● Written task
Copy out the complete listing, word for word.

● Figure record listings
□ □ □ □

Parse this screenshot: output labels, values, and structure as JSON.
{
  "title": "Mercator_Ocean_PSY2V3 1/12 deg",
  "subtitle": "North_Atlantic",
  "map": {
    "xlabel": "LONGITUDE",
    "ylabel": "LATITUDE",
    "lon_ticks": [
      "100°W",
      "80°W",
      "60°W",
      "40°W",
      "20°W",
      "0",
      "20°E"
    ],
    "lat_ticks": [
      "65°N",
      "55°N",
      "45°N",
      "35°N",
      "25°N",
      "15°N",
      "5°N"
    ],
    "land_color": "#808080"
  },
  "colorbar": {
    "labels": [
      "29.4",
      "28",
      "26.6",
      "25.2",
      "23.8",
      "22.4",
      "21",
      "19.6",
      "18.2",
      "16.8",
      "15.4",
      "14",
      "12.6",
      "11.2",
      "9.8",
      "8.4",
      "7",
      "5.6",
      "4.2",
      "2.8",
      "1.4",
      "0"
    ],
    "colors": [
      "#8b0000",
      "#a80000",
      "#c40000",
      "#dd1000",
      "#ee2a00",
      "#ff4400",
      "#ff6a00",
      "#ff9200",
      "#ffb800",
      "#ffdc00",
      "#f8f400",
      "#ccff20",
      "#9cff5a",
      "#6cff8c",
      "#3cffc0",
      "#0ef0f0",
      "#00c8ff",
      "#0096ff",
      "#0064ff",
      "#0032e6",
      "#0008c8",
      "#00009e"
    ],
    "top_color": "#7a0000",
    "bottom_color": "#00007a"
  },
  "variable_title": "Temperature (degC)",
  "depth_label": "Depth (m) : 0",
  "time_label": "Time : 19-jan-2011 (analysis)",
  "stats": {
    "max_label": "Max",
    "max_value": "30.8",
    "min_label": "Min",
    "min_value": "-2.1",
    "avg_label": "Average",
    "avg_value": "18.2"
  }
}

□ □ □ □

● Solved exercise
Parse this screenshot: output labels, values, and structure as JSON.
{
  "title": "Mercator_Ocean_PSY2V3 1/12 deg",
  "subtitle": "North_Atlantic",
  "map": {
    "xlabel": "LONGITUDE",
    "ylabel": "LATITUDE",
    "lon_ticks": [
      "100°W",
      "80°W",
      "60°W",
      "40°W",
      "20°W",
      "0",
      "20°E"
    ],
    "lat_ticks": [
      "65°N",
      "55°N",
      "45°N",
      "35°N",
      "25°N",
      "15°N",
      "5°N"
    ],
    "land_color": "#808080"
  },
  "colorbar": {
    "labels": [
      "29.4",
      "28",
      "26.6",
      "25.2",
      "23.8",
      "22.4",
      "21",
      "19.6",
      "18.2",
      "16.8",
      "15.4",
      "14",
      "12.6",
      "11.2",
      "9.8",
      "8.4",
      "7",
      "5.6",
      "4.2",
      "2.8",
      "1.4",
      "0"
    ],
    "colors": [
      "#8b0000",
      "#a80000",
      "#c40000",
      "#dd1000",
      "#ee2a00",
      "#ff4400",
      "#ff6a00",
      "#ff9200",
      "#ffb800",
      "#ffdc00",
      "#f8f400",
      "#ccff20",
      "#9cff5a",
      "#6cff8c",
      "#3cffc0",
      "#0ef0f0",
      "#00c8ff",
      "#0096ff",
      "#0064ff",
      "#0032e6",
      "#0008c8",
      "#00009e"
    ],
    "top_color": "#7a0000",
    "bottom_color": "#00007a"
  },
  "variable_title": "Temperature (degC)",
  "depth_label": "Depth (m) : 0",
  "time_label": "Time : 19-jan-2011 (analysis)",
  "stats": {
    "max_label": "Max",
    "max_value": "30.8",
    "min_label": "Min",
    "min_value": "-2.1",
    "avg_label": "Average",
    "avg_value": "18.2"
  }
}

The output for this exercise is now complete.